Will you quote all of the entries, word for word?

Raw records —

···

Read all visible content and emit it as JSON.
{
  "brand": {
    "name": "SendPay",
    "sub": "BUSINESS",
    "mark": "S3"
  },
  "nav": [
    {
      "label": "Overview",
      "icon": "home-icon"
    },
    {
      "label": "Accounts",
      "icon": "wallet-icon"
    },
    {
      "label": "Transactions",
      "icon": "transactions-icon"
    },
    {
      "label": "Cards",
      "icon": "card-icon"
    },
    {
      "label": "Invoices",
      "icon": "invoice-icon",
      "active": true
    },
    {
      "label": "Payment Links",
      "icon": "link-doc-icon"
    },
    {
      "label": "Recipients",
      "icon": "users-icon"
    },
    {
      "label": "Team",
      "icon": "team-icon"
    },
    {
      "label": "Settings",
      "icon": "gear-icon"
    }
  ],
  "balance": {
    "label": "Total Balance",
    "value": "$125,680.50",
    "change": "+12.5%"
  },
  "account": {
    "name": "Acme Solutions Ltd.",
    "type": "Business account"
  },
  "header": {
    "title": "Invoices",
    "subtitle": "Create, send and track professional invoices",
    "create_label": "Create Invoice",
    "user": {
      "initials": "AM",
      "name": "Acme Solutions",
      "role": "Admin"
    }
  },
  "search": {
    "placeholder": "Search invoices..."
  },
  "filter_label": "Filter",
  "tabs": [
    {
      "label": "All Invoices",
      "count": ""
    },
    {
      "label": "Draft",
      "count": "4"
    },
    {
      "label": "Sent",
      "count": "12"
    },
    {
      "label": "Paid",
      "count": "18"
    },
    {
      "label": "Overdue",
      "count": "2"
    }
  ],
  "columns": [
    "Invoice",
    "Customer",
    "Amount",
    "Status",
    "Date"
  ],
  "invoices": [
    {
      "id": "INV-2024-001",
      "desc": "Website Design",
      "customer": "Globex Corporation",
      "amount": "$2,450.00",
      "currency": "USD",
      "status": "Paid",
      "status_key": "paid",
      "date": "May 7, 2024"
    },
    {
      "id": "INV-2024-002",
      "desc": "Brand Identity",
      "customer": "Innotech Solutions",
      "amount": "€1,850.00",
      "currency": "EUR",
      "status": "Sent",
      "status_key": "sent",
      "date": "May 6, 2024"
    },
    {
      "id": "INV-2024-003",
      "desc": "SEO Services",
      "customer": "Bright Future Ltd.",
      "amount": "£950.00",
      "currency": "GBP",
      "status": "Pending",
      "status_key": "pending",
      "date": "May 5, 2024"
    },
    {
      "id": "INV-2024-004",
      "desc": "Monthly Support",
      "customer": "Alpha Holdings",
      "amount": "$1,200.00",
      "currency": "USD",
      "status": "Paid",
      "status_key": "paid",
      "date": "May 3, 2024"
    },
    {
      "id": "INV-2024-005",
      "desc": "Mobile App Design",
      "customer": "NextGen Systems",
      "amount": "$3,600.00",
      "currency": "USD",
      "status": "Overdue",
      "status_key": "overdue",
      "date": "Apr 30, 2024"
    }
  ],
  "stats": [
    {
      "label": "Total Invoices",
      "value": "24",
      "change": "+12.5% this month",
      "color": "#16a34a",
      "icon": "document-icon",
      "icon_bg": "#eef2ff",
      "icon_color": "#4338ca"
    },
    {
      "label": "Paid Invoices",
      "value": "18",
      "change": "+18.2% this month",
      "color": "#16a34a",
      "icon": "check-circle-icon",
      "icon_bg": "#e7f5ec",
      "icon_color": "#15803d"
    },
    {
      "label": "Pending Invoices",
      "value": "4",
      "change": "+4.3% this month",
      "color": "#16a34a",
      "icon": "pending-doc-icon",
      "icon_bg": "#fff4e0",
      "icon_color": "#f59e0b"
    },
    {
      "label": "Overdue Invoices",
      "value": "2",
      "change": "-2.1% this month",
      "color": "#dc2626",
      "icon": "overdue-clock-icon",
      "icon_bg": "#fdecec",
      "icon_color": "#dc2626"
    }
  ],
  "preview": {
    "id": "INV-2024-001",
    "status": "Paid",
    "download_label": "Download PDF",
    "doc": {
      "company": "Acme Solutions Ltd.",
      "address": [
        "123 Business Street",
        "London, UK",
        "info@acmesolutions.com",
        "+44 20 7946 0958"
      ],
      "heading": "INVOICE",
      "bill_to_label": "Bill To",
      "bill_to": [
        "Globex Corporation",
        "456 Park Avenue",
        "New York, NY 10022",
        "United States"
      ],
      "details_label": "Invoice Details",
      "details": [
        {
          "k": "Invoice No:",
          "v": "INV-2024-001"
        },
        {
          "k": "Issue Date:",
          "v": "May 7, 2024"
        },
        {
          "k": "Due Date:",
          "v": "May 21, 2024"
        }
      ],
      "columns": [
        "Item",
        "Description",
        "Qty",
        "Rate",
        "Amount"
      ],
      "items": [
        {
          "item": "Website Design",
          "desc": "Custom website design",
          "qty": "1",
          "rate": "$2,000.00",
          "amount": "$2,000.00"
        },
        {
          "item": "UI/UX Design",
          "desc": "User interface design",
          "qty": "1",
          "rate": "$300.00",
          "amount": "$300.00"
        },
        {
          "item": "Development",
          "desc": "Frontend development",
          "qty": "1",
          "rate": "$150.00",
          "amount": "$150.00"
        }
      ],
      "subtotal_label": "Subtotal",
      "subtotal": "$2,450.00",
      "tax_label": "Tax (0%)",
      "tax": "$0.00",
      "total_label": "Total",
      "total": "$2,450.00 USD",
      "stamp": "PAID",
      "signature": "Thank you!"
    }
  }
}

···

Written answer —
Read all visible content and emit it as JSON.
{
  "brand": {
    "name": "SendPay",
    "sub": "BUSINESS",
    "mark": "S3"
  },
  "nav": [
    {
      "label": "Overview",
      "icon": "home-icon"
    },
    {
      "label": "Accounts",
      "icon": "wallet-icon"
    },
    {
      "label": "Transactions",
      "icon": "transactions-icon"
    },
    {
      "label": "Cards",
      "icon": "card-icon"
    },
    {
      "label": "Invoices",
      "icon": "invoice-icon",
      "active": true
    },
    {
      "label": "Payment Links",
      "icon": "link-doc-icon"
    },
    {
      "label": "Recipients",
      "icon": "users-icon"
    },
    {
      "label": "Team",
      "icon": "team-icon"
    },
    {
      "label": "Settings",
      "icon": "gear-icon"
    }
  ],
  "balance": {
    "label": "Total Balance",
    "value": "$125,680.50",
    "change": "+12.5%"
  },
  "account": {
    "name": "Acme Solutions Ltd.",
    "type": "Business account"
  },
  "header": {
    "title": "Invoices",
    "subtitle": "Create, send and track professional invoices",
    "create_label": "Create Invoice",
    "user": {
      "initials": "AM",
      "name": "Acme Solutions",
      "role": "Admin"
    }
  },
  "search": {
    "placeholder": "Search invoices..."
  },
  "filter_label": "Filter",
  "tabs": [
    {
      "label": "All Invoices",
      "count": ""
    },
    {
      "label": "Draft",
      "count": "4"
    },
    {
      "label": "Sent",
      "count": "12"
    },
    {
      "label": "Paid",
      "count": "18"
    },
    {
      "label": "Overdue",
      "count": "2"
    }
  ],
  "columns": [
    "Invoice",
    "Customer",
    "Amount",
    "Status",
    "Date"
  ],
  "invoices": [
    {
      "id": "INV-2024-001",
      "desc": "Website Design",
      "customer": "Globex Corporation",
      "amount": "$2,450.00",
      "currency": "USD",
      "status": "Paid",
      "status_key": "paid",
      "date": "May 7, 2024"
    },
    {
      "id": "INV-2024-002",
      "desc": "Brand Identity",
      "customer": "Innotech Solutions",
      "amount": "€1,850.00",
      "currency": "EUR",
      "status": "Sent",
      "status_key": "sent",
      "date": "May 6, 2024"
    },
    {
      "id": "INV-2024-003",
      "desc": "SEO Services",
      "customer": "Bright Future Ltd.",
      "amount": "£950.00",
      "currency": "GBP",
      "status": "Pending",
      "status_key": "pending",
      "date": "May 5, 2024"
    },
    {
      "id": "INV-2024-004",
      "desc": "Monthly Support",
      "customer": "Alpha Holdings",
      "amount": "$1,200.00",
      "currency": "USD",
      "status": "Paid",
      "status_key": "paid",
      "date": "May 3, 2024"
    },
    {
      "id": "INV-2024-005",
      "desc": "Mobile App Design",
      "customer": "NextGen Systems",
      "amount": "$3,600.00",
      "currency": "USD",
      "status": "Overdue",
      "status_key": "overdue",
      "date": "Apr 30, 2024"
    }
  ],
  "stats": [
    {
      "label": "Total Invoices",
      "value": "24",
      "change": "+12.5% this month",
      "color": "#16a34a",
      "icon": "document-icon",
      "icon_bg": "#eef2ff",
      "icon_color": "#4338ca"
    },
    {
      "label": "Paid Invoices",
      "value": "18",
      "change": "+18.2% this month",
      "color": "#16a34a",
      "icon": "check-circle-icon",
      "icon_bg": "#e7f5ec",
      "icon_color": "#15803d"
    },
    {
      "label": "Pending Invoices",
      "value": "4",
      "change": "+4.3% this month",
      "color": "#16a34a",
      "icon": "pending-doc-icon",
      "icon_bg": "#fff4e0",
      "icon_color": "#f59e0b"
    },
    {
      "label": "Overdue Invoices",
      "value": "2",
      "change": "-2.1% this month",
      "color": "#dc2626",
      "icon": "overdue-clock-icon",
      "icon_bg": "#fdecec",
      "icon_color": "#dc2626"
    }
  ],
  "preview": {
    "id": "INV-2024-001",
    "status": "Paid",
    "download_label": "Download PDF",
    "doc": {
      "company": "Acme Solutions Ltd.",
      "address": [
        "123 Business Street",
        "London, UK",
        "info@acmesolutions.com",
        "+44 20 7946 0958"
      ],
      "heading": "INVOICE",
      "bill_to_label": "Bill To",
      "bill_to": [
        "Globex Corporation",
        "456 Park Avenue",
        "New York, NY 10022",
        "United States"
      ],
      "details_label": "Invoice Details",
      "details": [
        {
          "k": "Invoice No:",
          "v": "INV-2024-001"
        },
        {
          "k": "Issue Date:",
          "v": "May 7, 2024"
        },
        {
          "k": "Due Date:",
          "v": "May 21, 2024"
        }
      ],
      "columns": [
        "Item",
        "Description",
        "Qty",
        "Rate",
        "Amount"
      ],
      "items": [
        {
          "item": "Website Design",
          "desc": "Custom website design",
          "qty": "1",
          "rate": "$2,000.00",
          "amount": "$2,000.00"
        },
        {
          "item": "UI/UX Design",
          "desc": "User interface design",
          "qty": "1",
          "rate": "$300.00",
          "amount": "$300.00"
        },
        {
          "item": "Development",
          "desc": "Frontend development",
          "qty": "1",
          "rate": "$150.00",
          "amount": "$150.00"
        }
      ],
      "subtotal_label": "Subtotal",
      "subtotal": "$2,450.00",
      "tax_label": "Tax (0%)",
      "tax": "$0.00",
      "total_label": "Total",
      "total": "$2,450.00 USD",
      "stamp": "PAID",
      "signature": "Thank you!"
    }
  }
}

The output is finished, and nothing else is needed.